---- Data section
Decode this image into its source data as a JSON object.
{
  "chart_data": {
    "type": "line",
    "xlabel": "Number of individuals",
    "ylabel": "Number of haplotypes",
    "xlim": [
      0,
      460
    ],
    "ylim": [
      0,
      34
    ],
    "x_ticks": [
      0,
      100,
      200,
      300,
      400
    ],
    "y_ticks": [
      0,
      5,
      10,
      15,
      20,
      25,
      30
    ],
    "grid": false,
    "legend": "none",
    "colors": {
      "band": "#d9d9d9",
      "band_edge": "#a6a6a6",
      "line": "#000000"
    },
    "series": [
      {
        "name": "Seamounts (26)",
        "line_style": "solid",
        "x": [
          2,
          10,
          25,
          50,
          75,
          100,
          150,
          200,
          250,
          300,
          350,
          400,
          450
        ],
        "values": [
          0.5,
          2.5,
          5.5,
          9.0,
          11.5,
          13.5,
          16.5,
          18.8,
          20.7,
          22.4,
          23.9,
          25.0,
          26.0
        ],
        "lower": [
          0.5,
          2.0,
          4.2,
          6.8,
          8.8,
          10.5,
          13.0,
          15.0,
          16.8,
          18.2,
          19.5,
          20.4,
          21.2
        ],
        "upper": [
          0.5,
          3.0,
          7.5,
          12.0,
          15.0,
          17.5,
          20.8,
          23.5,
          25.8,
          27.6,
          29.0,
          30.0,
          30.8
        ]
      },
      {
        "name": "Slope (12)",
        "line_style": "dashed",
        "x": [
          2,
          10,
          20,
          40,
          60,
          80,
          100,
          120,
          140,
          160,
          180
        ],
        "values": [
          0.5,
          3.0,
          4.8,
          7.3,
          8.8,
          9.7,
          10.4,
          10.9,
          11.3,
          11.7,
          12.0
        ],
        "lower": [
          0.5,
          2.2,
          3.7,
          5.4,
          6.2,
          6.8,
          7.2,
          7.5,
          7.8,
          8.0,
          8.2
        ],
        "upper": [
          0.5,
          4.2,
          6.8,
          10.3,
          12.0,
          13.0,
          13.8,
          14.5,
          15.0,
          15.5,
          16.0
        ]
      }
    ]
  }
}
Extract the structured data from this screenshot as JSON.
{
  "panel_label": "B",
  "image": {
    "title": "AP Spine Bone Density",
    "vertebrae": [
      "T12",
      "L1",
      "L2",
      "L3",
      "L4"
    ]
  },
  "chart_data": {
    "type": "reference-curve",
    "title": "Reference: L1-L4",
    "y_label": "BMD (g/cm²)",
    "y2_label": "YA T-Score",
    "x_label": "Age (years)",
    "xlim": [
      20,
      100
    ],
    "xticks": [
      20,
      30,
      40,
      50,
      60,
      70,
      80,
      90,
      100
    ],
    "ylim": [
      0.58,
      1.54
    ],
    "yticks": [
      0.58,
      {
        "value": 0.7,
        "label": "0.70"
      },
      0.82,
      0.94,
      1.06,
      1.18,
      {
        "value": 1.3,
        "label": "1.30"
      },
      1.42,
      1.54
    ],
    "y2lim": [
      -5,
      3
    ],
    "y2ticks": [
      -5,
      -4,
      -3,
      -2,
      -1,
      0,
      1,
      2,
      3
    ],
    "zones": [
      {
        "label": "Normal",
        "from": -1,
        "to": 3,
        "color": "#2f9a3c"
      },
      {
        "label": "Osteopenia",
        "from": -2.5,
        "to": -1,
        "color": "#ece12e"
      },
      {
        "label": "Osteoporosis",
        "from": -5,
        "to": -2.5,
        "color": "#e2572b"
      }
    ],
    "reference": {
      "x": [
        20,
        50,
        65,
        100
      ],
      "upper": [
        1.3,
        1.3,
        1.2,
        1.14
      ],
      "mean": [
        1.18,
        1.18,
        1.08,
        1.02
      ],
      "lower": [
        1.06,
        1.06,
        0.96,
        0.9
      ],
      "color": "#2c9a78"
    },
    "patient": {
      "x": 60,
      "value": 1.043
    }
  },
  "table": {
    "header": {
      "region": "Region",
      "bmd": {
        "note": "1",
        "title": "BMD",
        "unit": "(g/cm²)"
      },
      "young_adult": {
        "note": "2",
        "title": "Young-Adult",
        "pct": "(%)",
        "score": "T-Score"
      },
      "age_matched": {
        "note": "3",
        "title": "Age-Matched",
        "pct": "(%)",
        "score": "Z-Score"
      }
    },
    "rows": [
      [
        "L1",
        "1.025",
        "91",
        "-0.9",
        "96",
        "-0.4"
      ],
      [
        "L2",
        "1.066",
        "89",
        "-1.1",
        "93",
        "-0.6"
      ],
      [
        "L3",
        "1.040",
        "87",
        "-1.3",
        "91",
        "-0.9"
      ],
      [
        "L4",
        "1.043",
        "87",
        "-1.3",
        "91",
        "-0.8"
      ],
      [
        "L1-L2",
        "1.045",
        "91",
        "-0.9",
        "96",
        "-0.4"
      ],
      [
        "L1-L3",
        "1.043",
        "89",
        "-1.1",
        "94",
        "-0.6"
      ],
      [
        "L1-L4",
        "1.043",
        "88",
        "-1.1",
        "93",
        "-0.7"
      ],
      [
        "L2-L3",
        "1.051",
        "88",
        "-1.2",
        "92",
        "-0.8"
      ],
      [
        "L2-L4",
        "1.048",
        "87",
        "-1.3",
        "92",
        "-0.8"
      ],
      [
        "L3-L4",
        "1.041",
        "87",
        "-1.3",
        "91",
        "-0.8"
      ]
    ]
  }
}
--------
- [Job] Lines containing the string "JSON" are to be selected and copied.

- [Task answer]
Decode this image into its source data as a JSON object.
Extract the structured data from this screenshot as JSON.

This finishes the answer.